*WORK TO BE COMPLETED:* Reproduce word for word the stretch of the records from their first line through the line containing "Text: +: + (506, 283, 520, 301)".

Coordinate annotation records
/---
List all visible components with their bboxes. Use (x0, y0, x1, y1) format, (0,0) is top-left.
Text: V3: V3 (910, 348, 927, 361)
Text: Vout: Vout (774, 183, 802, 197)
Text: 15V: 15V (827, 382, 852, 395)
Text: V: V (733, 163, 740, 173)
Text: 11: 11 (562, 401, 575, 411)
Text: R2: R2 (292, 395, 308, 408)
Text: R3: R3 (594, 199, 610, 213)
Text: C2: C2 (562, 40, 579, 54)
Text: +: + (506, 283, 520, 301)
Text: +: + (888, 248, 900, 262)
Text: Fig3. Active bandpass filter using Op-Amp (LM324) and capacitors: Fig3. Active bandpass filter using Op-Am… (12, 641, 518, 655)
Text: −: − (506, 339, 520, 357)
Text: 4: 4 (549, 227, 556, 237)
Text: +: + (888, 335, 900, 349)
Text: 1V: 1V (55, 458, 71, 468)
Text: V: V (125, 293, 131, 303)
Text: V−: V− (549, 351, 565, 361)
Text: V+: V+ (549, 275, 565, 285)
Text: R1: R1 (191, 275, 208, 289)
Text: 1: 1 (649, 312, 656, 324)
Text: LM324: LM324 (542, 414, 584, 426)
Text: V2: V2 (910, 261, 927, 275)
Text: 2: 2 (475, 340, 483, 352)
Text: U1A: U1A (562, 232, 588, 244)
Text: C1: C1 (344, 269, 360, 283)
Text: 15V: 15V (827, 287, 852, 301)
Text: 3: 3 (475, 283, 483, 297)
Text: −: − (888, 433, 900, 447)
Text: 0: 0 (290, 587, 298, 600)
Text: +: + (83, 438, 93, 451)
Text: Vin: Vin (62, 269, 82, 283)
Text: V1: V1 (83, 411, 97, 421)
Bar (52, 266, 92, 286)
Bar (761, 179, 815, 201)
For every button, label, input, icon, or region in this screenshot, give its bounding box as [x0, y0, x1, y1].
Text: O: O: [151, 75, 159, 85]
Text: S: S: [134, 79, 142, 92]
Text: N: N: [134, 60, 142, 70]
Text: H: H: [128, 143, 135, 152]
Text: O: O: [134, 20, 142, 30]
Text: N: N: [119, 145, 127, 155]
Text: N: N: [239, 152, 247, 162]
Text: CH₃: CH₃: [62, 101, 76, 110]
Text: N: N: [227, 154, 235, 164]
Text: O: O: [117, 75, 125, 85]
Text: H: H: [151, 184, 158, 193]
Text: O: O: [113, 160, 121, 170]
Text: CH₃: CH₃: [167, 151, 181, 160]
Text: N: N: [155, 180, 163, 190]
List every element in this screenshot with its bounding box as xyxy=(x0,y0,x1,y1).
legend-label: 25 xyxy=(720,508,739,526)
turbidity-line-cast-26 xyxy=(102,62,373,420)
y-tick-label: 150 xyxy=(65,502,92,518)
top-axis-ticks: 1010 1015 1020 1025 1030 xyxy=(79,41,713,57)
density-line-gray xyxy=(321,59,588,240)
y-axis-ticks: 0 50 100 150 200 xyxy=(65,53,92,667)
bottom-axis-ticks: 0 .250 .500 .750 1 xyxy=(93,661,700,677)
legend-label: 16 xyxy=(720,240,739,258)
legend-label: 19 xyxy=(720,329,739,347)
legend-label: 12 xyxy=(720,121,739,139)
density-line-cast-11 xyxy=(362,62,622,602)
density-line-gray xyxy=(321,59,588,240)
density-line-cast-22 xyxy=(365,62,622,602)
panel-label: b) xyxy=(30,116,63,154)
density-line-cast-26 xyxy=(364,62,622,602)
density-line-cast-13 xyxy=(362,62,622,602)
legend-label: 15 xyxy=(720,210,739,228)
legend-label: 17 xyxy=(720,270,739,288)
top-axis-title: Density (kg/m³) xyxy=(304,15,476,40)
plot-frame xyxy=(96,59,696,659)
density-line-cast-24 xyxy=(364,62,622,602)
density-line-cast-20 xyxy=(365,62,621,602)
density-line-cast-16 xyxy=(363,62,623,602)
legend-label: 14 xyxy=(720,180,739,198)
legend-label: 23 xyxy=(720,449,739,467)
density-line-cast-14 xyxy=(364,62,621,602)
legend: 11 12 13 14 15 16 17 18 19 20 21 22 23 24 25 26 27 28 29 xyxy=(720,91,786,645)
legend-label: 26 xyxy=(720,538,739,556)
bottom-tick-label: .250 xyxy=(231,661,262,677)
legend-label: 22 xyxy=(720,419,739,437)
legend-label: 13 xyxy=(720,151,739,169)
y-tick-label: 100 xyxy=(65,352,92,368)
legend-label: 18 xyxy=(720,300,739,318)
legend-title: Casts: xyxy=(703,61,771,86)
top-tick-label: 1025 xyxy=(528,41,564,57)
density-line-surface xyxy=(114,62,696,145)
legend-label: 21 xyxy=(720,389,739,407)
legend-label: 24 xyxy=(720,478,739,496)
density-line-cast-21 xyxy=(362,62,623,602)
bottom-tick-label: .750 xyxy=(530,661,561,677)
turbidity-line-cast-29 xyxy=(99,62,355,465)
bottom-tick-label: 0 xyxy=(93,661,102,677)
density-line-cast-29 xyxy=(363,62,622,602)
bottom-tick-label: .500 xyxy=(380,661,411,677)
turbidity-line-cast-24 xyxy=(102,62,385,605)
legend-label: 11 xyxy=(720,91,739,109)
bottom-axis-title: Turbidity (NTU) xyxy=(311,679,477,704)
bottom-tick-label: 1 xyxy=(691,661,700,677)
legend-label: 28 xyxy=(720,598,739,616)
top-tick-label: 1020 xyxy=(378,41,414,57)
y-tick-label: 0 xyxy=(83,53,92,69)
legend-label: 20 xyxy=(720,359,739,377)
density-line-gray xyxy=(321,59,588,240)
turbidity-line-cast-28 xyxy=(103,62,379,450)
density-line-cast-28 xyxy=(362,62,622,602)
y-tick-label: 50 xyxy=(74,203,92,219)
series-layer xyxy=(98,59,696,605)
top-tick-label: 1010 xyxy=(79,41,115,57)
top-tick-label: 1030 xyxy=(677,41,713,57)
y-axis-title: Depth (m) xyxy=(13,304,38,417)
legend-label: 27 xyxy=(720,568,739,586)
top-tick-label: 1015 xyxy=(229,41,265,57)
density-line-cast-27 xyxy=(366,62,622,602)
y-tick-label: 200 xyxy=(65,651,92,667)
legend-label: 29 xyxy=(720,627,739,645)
\---
*WRITTEN RESPONSE:*
List all visible components with their bboxes. Use (x0, y0, x1, y1) format, (0,0) is top-left.
Text: V3: V3 (910, 348, 927, 361)
Text: Vout: Vout (774, 183, 802, 197)
Text: 15V: 15V (827, 382, 852, 395)
Text: V: V (733, 163, 740, 173)
Text: 11: 11 (562, 401, 575, 411)
Text: R2: R2 (292, 395, 308, 408)
Text: R3: R3 (594, 199, 610, 213)
Text: C2: C2 (562, 40, 579, 54)
Text: +: + (506, 283, 520, 301)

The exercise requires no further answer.